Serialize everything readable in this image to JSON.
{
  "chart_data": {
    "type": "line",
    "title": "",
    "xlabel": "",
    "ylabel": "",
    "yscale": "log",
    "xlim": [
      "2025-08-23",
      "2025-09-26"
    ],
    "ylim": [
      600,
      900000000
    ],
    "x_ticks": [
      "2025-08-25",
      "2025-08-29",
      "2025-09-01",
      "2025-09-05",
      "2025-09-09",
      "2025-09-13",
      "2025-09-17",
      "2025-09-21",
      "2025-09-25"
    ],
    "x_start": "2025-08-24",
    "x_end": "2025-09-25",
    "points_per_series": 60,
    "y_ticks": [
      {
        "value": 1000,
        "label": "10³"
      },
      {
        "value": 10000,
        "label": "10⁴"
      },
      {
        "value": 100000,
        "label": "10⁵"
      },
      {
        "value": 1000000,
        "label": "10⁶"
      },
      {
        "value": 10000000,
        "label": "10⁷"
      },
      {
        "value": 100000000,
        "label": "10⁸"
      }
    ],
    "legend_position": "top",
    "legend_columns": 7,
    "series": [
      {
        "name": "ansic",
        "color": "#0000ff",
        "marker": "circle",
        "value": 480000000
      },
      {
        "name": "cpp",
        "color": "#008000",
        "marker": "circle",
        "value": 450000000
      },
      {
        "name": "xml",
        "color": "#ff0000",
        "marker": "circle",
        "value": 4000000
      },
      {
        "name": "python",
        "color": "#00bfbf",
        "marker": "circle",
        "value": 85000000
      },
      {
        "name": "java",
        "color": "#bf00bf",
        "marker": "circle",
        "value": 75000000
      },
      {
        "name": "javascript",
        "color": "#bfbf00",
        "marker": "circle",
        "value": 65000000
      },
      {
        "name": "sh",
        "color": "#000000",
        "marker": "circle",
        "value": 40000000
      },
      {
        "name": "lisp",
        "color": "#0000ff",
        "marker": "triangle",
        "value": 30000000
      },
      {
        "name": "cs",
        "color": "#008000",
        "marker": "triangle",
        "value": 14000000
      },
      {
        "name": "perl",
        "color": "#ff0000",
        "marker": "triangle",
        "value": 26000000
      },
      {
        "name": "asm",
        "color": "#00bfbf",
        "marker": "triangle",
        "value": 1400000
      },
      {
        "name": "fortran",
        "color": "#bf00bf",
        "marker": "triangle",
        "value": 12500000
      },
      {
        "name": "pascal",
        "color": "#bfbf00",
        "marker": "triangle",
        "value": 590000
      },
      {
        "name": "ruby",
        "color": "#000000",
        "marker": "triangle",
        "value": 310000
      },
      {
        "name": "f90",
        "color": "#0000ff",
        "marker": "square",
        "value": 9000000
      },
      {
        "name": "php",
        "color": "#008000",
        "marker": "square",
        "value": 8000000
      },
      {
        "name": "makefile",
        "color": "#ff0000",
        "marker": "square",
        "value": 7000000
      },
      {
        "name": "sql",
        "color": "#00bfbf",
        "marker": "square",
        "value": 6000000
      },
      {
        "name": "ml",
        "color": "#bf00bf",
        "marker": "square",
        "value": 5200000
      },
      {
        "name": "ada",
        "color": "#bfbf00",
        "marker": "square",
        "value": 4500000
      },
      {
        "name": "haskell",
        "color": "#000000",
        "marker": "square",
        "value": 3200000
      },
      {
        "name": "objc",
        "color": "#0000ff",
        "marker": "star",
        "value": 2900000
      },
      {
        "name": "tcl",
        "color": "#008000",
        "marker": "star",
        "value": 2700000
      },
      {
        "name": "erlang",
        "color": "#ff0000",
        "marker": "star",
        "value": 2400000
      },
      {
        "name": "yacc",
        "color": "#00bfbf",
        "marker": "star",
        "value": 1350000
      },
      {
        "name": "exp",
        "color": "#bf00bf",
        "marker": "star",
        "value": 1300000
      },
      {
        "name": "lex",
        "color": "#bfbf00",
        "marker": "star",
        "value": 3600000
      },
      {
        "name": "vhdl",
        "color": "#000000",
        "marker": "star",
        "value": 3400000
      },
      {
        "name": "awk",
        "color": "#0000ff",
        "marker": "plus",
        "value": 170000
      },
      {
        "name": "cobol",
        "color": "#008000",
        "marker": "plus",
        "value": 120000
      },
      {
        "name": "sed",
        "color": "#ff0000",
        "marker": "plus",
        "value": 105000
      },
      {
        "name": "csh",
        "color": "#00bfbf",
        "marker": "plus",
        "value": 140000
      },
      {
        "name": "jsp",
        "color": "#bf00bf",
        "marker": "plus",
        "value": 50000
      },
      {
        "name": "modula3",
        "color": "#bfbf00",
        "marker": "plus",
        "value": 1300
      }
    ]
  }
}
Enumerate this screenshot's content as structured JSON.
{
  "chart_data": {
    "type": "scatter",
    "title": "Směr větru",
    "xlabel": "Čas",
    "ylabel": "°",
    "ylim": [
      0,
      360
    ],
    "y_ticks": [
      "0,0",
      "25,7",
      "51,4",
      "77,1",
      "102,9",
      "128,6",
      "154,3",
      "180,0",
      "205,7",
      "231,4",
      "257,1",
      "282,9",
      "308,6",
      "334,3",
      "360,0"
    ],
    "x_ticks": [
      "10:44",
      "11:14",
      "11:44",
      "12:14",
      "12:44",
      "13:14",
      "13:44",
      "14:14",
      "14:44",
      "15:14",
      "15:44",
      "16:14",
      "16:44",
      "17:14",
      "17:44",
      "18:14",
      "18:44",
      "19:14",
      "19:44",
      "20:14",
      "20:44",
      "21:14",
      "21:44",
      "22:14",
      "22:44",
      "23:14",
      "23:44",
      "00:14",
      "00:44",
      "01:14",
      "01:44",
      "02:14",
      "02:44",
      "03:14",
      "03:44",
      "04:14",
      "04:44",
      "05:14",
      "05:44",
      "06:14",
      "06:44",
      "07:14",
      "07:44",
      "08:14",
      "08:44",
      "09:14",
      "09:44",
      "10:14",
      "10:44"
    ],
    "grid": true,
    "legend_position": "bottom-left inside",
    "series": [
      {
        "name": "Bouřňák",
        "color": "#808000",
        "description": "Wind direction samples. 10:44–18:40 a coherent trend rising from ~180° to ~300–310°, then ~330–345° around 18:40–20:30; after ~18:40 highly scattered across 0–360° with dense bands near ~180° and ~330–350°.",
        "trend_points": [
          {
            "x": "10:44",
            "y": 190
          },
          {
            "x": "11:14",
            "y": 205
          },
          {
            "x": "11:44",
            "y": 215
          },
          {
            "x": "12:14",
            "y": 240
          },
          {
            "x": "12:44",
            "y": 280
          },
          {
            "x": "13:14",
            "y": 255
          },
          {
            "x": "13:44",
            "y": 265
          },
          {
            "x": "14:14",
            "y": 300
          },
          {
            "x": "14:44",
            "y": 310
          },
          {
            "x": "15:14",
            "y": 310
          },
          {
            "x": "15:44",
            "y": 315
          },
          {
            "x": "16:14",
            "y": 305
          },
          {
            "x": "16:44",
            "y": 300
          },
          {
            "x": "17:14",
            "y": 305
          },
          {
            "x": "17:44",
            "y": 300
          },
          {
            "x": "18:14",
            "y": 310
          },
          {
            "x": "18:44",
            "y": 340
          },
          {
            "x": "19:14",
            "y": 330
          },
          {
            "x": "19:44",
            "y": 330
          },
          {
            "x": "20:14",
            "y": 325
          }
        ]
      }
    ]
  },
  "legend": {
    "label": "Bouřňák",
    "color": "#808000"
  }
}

- Written exercise -
Nothing should be changed: write out all of the data as is.

- Solution to this task -
Serialize everything readable in this image to JSON.
{
  "chart_data": {
    "type": "line",
    "title": "",
    "xlabel": "",
    "ylabel": "",
    "yscale": "log",
    "xlim": [
      "2025-08-23",
      "2025-09-26"
    ],
    "ylim": [
      600,
      900000000
    ],
    "x_ticks": [
      "2025-08-25",
      "2025-08-29",
      "2025-09-01",
      "2025-09-05",
      "2025-09-09",
      "2025-09-13",
      "2025-09-17",
      "2025-09-21",
      "2025-09-25"
    ],
    "x_start": "2025-08-24",
    "x_end": "2025-09-25",
    "points_per_series": 60,
    "y_ticks": [
      {
        "value": 1000,
        "label": "10³"
      },
      {
        "value": 10000,
        "label": "10⁴"
      },
      {
        "value": 100000,
        "label": "10⁵"
      },
      {
        "value": 1000000,
        "label": "10⁶"
      },
      {
        "value": 10000000,
        "label": "10⁷"
      },
      {
        "value": 100000000,
        "label": "10⁸"
      }
    ],
    "legend_position": "top",
    "legend_columns": 7,
    "series": [
      {
        "name": "ansic",
        "color": "#0000ff",
        "marker": "circle",
        "value": 480000000
      },
      {
        "name": "cpp",
        "color": "#008000",
        "marker": "circle",
        "value": 450000000
      },
      {
        "name": "xml",
        "color": "#ff0000",
        "marker": "circle",
        "value": 4000000
      },
      {
        "name": "python",
        "color": "#00bfbf",
        "marker": "circle",
        "value": 85000000
      },
      {
        "name": "java",
        "color": "#bf00bf",
        "marker": "circle",
        "value": 75000000
      },
      {
        "name": "javascript",
        "color": "#bfbf00",
        "marker": "circle",
        "value": 65000000
      },
      {
        "name": "sh",
        "color": "#000000",
        "marker": "circle",
        "value": 40000000
      },
      {
        "name": "lisp",
        "color": "#0000ff",
        "marker": "triangle",
        "value": 30000000
      },
      {
        "name": "cs",
        "color": "#008000",
        "marker": "triangle",
        "value": 14000000
      },
      {
        "name": "perl",
        "color": "#ff0000",
        "marker": "triangle",
        "value": 26000000
      },
      {
        "name": "asm",
        "color": "#00bfbf",
        "marker": "triangle",
        "value": 1400000
      },
      {
        "name": "fortran",
        "color": "#bf00bf",
        "marker": "triangle",
        "value": 12500000
      },
      {
        "name": "pascal",
        "color": "#bfbf00",
        "marker": "triangle",
        "value": 590000
      },
      {
        "name": "ruby",
        "color": "#000000",
        "marker": "triangle",
        "value": 310000
      },
      {
        "name": "f90",
        "color": "#0000ff",
        "marker": "square",
        "value": 9000000
      },
      {
        "name": "php",
        "color": "#008000",
        "marker": "square",
        "value": 8000000
      },
      {
        "name": "makefile",
        "color": "#ff0000",
        "marker": "square",
        "value": 7000000
      },
      {
        "name": "sql",
        "color": "#00bfbf",
        "marker": "square",
        "value": 6000000
      },
      {
        "name": "ml",
        "color": "#bf00bf",
        "marker": "square",
        "value": 5200000
      },
      {
        "name": "ada",
        "color": "#bfbf00",
        "marker": "square",
        "value": 4500000
      },
      {
        "name": "haskell",
        "color": "#000000",
        "marker": "square",
        "value": 3200000
      },
      {
        "name": "objc",
        "color": "#0000ff",
        "marker": "star",
        "value": 2900000
      },
      {
        "name": "tcl",
        "color": "#008000",
        "marker": "star",
        "value": 2700000
      },
      {
        "name": "erlang",
        "color": "#ff0000",
        "marker": "star",
        "value": 2400000
      },
      {
        "name": "yacc",
        "color": "#00bfbf",
        "marker": "star",
        "value": 1350000
      },
      {
        "name": "exp",
        "color": "#bf00bf",
        "marker": "star",
        "value": 1300000
      },
      {
        "name": "lex",
        "color": "#bfbf00",
        "marker": "star",
        "value": 3600000
      },
      {
        "name": "vhdl",
        "color": "#000000",
        "marker": "star",
        "value": 3400000
      },
      {
        "name": "awk",
        "color": "#0000ff",
        "marker": "plus",
        "value": 170000
      },
      {
        "name": "cobol",
        "color": "#008000",
        "marker": "plus",
        "value": 120000
      },
      {
        "name": "sed",
        "color": "#ff0000",
        "marker": "plus",
        "value": 105000
      },
      {
        "name": "csh",
        "color": "#00bfbf",
        "marker": "plus",
        "value": 140000
      },
      {
        "name": "jsp",
        "color": "#bf00bf",
        "marker": "plus",
        "value": 50000
      },
      {
        "name": "modula3",
        "color": "#bfbf00",
        "marker": "plus",
        "value": 1300
      }
    ]
  }
}
Enumerate this screenshot's content as structured JSON.
{
  "chart_data": {
    "type": "scatter",
    "title": "Směr větru",
    "xlabel": "Čas",
    "ylabel": "°",
    "ylim": [
      0,
      360
    ],
    "y_ticks": [
      "0,0",
      "25,7",
      "51,4",
      "77,1",
      "102,9",
      "128,6",
      "154,3",
      "180,0",
      "205,7",
      "231,4",
      "257,1",
      "282,9",
      "308,6",
      "334,3",
      "360,0"
    ],
    "x_ticks": [
      "10:44",
      "11:14",
      "11:44",
      "12:14",
      "12:44",
      "13:14",
      "13:44",
      "14:14",
      "14:44",
      "15:14",
      "15:44",
      "16:14",
      "16:44",
      "17:14",
      "17:44",
      "18:14",
      "18:44",
      "19:14",
      "19:44",
      "20:14",
      "20:44",
      "21:14",
      "21:44",
      "22:14",
      "22:44",
      "23:14",
      "23:44",
      "00:14",
      "00:44",
      "01:14",
      "01:44",
      "02:14",
      "02:44",
      "03:14",
      "03:44",
      "04:14",
      "04:44",
      "05:14",
      "05:44",
      "06:14",
      "06:44",
      "07:14",
      "07:44",
      "08:14",
      "08:44",
      "09:14",
      "09:44",
      "10:14",
      "10:44"
    ],
    "grid": true,
    "legend_position": "bottom-left inside",
    "series": [
      {
        "name": "Bouřňák",
        "color": "#808000",
        "description": "Wind direction samples. 10:44–18:40 a coherent trend rising from ~180° to ~300–310°, then ~330–345° around 18:40–20:30; after ~18:40 highly scattered across 0–360° with dense bands near ~180° and ~330–350°.",
        "trend_points": [
          {
            "x": "10:44",
            "y": 190
          },
          {
            "x": "11:14",
            "y": 205
          },
          {
            "x": "11:44",
            "y": 215
          },
          {
            "x": "12:14",
            "y": 240
          },
          {
            "x": "12:44",
            "y": 280
          },
          {
            "x": "13:14",
            "y": 255
          },
          {
            "x": "13:44",
            "y": 265
          },
          {
            "x": "14:14",
            "y": 300
          },
          {
            "x": "14:44",
            "y": 310
          },
          {
            "x": "15:14",
            "y": 310
          },
          {
            "x": "15:44",
            "y": 315
          },
          {
            "x": "16:14",
            "y": 305
          },
          {
            "x": "16:44",
            "y": 300
          },
          {
            "x": "17:14",
            "y": 305
          },
          {
            "x": "17:44",
            "y": 300
          },
          {
            "x": "18:14",
            "y": 310
          },
          {
            "x": "18:44",
            "y": 340
          },
          {
            "x": "19:14",
            "y": 330
          },
          {
            "x": "19:44",
            "y": 330
          },
          {
            "x": "20:14",
            "y": 325
          }
        ]
      }
    ]
  },
  "legend": {
    "label": "Bouřňák",
    "color": "#808000"
  }
}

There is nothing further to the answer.